_RECORDS SHOWN_:

----

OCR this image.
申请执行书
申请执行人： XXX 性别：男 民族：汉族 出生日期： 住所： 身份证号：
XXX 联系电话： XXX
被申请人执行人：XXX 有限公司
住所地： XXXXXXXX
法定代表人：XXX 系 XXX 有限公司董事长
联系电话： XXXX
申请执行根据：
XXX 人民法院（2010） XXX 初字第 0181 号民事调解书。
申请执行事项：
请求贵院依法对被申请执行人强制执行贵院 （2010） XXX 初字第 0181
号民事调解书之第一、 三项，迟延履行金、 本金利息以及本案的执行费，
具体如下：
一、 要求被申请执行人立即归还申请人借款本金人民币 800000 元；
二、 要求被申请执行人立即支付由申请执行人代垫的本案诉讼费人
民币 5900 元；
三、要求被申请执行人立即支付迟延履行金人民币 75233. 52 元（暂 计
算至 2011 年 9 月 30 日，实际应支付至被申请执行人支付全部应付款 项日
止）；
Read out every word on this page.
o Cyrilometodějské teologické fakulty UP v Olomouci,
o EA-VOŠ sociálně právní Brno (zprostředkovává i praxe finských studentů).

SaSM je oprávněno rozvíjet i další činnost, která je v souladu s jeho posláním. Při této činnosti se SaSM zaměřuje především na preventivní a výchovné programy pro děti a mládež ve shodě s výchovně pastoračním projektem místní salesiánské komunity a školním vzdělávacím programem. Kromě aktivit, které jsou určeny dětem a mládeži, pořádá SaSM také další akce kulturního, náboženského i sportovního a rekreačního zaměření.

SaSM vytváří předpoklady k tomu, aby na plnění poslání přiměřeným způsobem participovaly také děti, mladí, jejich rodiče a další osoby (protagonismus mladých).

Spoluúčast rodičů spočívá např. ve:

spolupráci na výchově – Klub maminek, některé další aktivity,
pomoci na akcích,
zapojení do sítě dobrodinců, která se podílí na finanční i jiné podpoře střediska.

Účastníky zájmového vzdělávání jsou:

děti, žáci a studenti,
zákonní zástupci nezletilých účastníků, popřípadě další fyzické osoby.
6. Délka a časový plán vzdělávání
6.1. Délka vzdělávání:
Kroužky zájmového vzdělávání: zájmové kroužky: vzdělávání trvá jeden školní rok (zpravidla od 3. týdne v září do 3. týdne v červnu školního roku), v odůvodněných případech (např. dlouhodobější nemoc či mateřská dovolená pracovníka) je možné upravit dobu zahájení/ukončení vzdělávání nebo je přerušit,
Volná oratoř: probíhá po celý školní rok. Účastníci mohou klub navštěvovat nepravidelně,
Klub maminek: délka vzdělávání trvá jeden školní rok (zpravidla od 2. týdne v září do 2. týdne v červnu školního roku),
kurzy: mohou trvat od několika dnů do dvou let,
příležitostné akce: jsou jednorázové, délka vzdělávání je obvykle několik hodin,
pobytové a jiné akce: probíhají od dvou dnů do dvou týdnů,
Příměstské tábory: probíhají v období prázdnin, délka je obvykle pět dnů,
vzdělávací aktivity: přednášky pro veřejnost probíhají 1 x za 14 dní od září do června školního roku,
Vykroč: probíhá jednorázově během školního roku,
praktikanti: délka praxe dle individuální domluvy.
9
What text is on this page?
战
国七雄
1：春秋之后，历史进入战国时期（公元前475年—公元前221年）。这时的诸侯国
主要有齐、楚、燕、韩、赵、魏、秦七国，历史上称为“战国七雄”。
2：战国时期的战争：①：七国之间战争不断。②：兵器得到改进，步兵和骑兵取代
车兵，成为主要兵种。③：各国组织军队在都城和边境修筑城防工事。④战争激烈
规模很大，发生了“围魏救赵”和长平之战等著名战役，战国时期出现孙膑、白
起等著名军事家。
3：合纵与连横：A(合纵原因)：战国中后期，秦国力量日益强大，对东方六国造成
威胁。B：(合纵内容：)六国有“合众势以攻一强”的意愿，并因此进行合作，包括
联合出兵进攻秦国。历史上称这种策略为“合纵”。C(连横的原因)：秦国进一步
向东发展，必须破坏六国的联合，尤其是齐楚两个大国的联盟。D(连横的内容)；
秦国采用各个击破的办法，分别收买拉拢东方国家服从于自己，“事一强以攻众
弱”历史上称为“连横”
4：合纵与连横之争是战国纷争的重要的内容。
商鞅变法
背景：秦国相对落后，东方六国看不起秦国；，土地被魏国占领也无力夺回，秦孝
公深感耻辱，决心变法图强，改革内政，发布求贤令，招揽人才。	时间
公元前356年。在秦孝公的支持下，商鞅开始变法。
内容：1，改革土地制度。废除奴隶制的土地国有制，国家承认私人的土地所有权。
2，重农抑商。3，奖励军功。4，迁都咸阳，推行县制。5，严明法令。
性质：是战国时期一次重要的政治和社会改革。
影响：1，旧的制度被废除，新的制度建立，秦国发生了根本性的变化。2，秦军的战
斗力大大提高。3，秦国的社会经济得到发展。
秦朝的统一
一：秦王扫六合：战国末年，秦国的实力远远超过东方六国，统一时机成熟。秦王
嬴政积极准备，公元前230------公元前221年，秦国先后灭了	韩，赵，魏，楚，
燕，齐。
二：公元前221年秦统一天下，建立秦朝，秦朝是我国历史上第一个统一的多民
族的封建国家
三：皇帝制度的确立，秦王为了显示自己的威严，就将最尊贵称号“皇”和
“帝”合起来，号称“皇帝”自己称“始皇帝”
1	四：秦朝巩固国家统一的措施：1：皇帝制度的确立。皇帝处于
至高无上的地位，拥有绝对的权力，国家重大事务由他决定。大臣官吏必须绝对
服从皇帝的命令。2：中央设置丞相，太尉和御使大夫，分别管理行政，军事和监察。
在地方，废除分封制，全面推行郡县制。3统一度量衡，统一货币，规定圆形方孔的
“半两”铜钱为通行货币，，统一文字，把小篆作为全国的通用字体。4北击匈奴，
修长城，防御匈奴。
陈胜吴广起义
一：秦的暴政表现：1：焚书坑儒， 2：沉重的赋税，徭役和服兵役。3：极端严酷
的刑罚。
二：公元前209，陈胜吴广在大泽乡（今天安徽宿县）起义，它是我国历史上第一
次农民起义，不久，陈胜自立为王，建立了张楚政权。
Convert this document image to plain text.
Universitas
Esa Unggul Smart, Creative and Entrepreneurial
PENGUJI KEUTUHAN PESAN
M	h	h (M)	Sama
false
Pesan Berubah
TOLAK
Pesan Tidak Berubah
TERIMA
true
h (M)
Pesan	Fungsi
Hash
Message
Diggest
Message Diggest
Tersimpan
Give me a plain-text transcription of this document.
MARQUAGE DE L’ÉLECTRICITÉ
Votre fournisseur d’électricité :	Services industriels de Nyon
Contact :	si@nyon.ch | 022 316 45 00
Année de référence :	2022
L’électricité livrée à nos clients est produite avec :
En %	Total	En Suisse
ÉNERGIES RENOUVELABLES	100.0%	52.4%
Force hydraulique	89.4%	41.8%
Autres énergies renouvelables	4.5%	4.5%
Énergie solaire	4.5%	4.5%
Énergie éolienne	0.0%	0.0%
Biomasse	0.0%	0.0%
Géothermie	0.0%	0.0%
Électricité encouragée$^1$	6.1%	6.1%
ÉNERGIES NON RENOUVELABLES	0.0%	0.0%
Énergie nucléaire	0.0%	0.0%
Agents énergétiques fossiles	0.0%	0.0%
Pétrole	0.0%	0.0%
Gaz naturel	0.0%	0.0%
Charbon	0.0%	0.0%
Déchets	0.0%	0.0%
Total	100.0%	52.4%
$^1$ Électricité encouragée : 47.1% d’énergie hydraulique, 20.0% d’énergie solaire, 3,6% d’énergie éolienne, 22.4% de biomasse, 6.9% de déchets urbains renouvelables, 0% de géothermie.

----

_WHAT THE EXERCISE ASKS_: Repeat the material in full, exactly as it stands.

_OUTPUT FOR THIS TASK_:
OCR this image.
申请执行书
申请执行人： XXX 性别：男 民族：汉族 出生日期： 住所： 身份证号：
XXX 联系电话： XXX
被申请人执行人：XXX 有限公司
住所地： XXXXXXXX
法定代表人：XXX 系 XXX 有限公司董事长
联系电话： XXXX
申请执行根据：
XXX 人民法院（2010） XXX 初字第 0181 号民事调解书。
申请执行事项：
请求贵院依法对被申请执行人强制执行贵院 （2010） XXX 初字第 0181
号民事调解书之第一、 三项，迟延履行金、 本金利息以及本案的执行费，
具体如下：
一、 要求被申请执行人立即归还申请人借款本金人民币 800000 元；
二、 要求被申请执行人立即支付由申请执行人代垫的本案诉讼费人
民币 5900 元；
三、要求被申请执行人立即支付迟延履行金人民币 75233. 52 元（暂 计
算至 2011 年 9 月 30 日，实际应支付至被申请执行人支付全部应付款 项日
止）；
Read out every word on this page.
o Cyrilometodějské teologické fakulty UP v Olomouci,
o EA-VOŠ sociálně právní Brno (zprostředkovává i praxe finských studentů).

SaSM je oprávněno rozvíjet i další činnost, která je v souladu s jeho posláním. Při této činnosti se SaSM zaměřuje především na preventivní a výchovné programy pro děti a mládež ve shodě s výchovně pastoračním projektem místní salesiánské komunity a školním vzdělávacím programem. Kromě aktivit, které jsou určeny dětem a mládeži, pořádá SaSM také další akce kulturního, náboženského i sportovního a rekreačního zaměření.

SaSM vytváří předpoklady k tomu, aby na plnění poslání přiměřeným způsobem participovaly také děti, mladí, jejich rodiče a další osoby (protagonismus mladých).

Spoluúčast rodičů spočívá např. ve:

spolupráci na výchově – Klub maminek, některé další aktivity,
pomoci na akcích,
zapojení do sítě dobrodinců, která se podílí na finanční i jiné podpoře střediska.

Účastníky zájmového vzdělávání jsou:

děti, žáci a studenti,
zákonní zástupci nezletilých účastníků, popřípadě další fyzické osoby.
6. Délka a časový plán vzdělávání
6.1. Délka vzdělávání:
Kroužky zájmového vzdělávání: zájmové kroužky: vzdělávání trvá jeden školní rok (zpravidla od 3. týdne v září do 3. týdne v červnu školního roku), v odůvodněných případech (např. dlouhodobější nemoc či mateřská dovolená pracovníka) je možné upravit dobu zahájení/ukončení vzdělávání nebo je přerušit,
Volná oratoř: probíhá po celý školní rok. Účastníci mohou klub navštěvovat nepravidelně,
Klub maminek: délka vzdělávání trvá jeden školní rok (zpravidla od 2. týdne v září do 2. týdne v červnu školního roku),
kurzy: mohou trvat od několika dnů do dvou let,
příležitostné akce: jsou jednorázové, délka vzdělávání je obvykle několik hodin,
pobytové a jiné akce: probíhají od dvou dnů do dvou týdnů,
Příměstské tábory: probíhají v období prázdnin, délka je obvykle pět dnů,
vzdělávací aktivity: přednášky pro veřejnost probíhají 1 x za 14 dní od září do června školního roku,
Vykroč: probíhá jednorázově během školního roku,
praktikanti: délka praxe dle individuální domluvy.
9
What text is on this page?
战
国七雄
1：春秋之后，历史进入战国时期（公元前475年—公元前221年）。这时的诸侯国
主要有齐、楚、燕、韩、赵、魏、秦七国，历史上称为“战国七雄”。
2：战国时期的战争：①：七国之间战争不断。②：兵器得到改进，步兵和骑兵取代
车兵，成为主要兵种。③：各国组织军队在都城和边境修筑城防工事。④战争激烈
规模很大，发生了“围魏救赵”和长平之战等著名战役，战国时期出现孙膑、白
起等著名军事家。
3：合纵与连横：A(合纵原因)：战国中后期，秦国力量日益强大，对东方六国造成
威胁。B：(合纵内容：)六国有“合众势以攻一强”的意愿，并因此进行合作，包括
联合出兵进攻秦国。历史上称这种策略为“合纵”。C(连横的原因)：秦国进一步
向东发展，必须破坏六国的联合，尤其是齐楚两个大国的联盟。D(连横的内容)；
秦国采用各个击破的办法，分别收买拉拢东方国家服从于自己，“事一强以攻众
弱”历史上称为“连横”
4：合纵与连横之争是战国纷争的重要的内容。
商鞅变法
背景：秦国相对落后，东方六国看不起秦国；，土地被魏国占领也无力夺回，秦孝
公深感耻辱，决心变法图强，改革内政，发布求贤令，招揽人才。	时间
公元前356年。在秦孝公的支持下，商鞅开始变法。
内容：1，改革土地制度。废除奴隶制的土地国有制，国家承认私人的土地所有权。
2，重农抑商。3，奖励军功。4，迁都咸阳，推行县制。5，严明法令。
性质：是战国时期一次重要的政治和社会改革。
影响：1，旧的制度被废除，新的制度建立，秦国发生了根本性的变化。2，秦军的战
斗力大大提高。3，秦国的社会经济得到发展。
秦朝的统一
一：秦王扫六合：战国末年，秦国的实力远远超过东方六国，统一时机成熟。秦王
嬴政积极准备，公元前230------公元前221年，秦国先后灭了	韩，赵，魏，楚，
燕，齐。
二：公元前221年秦统一天下，建立秦朝，秦朝是我国历史上第一个统一的多民
族的封建国家
三：皇帝制度的确立，秦王为了显示自己的威严，就将最尊贵称号“皇”和
“帝”合起来，号称“皇帝”自己称“始皇帝”
1	四：秦朝巩固国家统一的措施：1：皇帝制度的确立。皇帝处于
至高无上的地位，拥有绝对的权力，国家重大事务由他决定。大臣官吏必须绝对
服从皇帝的命令。2：中央设置丞相，太尉和御使大夫，分别管理行政，军事和监察。
在地方，废除分封制，全面推行郡县制。3统一度量衡，统一货币，规定圆形方孔的
“半两”铜钱为通行货币，，统一文字，把小篆作为全国的通用字体。4北击匈奴，
修长城，防御匈奴。
陈胜吴广起义
一：秦的暴政表现：1：焚书坑儒， 2：沉重的赋税，徭役和服兵役。3：极端严酷
的刑罚。
二：公元前209，陈胜吴广在大泽乡（今天安徽宿县）起义，它是我国历史上第一
次农民起义，不久，陈胜自立为王，建立了张楚政权。
Convert this document image to plain text.
Universitas
Esa Unggul Smart, Creative and Entrepreneurial
PENGUJI KEUTUHAN PESAN
M	h	h (M)	Sama
false
Pesan Berubah
TOLAK
Pesan Tidak Berubah
TERIMA
true
h (M)
Pesan	Fungsi
Hash
Message
Diggest
Message Diggest
Tersimpan
Give me a plain-text transcription of this document.
MARQUAGE DE L’ÉLECTRICITÉ
Votre fournisseur d’électricité :	Services industriels de Nyon
Contact :	si@nyon.ch | 022 316 45 00
Année de référence :	2022
L’électricité livrée à nos clients est produite avec :
En %	Total	En Suisse
ÉNERGIES RENOUVELABLES	100.0%	52.4%
Force hydraulique	89.4%	41.8%
Autres énergies renouvelables	4.5%	4.5%
Énergie solaire	4.5%	4.5%
Énergie éolienne	0.0%	0.0%
Biomasse	0.0%	0.0%
Géothermie	0.0%	0.0%
Électricité encouragée$^1$	6.1%	6.1%
ÉNERGIES NON RENOUVELABLES	0.0%	0.0%
Énergie nucléaire	0.0%	0.0%
Agents énergétiques fossiles	0.0%	0.0%
Pétrole	0.0%	0.0%
Gaz naturel	0.0%	0.0%
Charbon	0.0%	0.0%
Déchets	0.0%	0.0%
Total	100.0%	52.4%
$^1$ Électricité encouragée : 47.1% d’énergie hydraulique, 20.0% d’énergie solaire, 3,6% d’énergie éolienne, 22.4% de biomasse, 6.9% de déchets urbains renouvelables, 0% de géothermie.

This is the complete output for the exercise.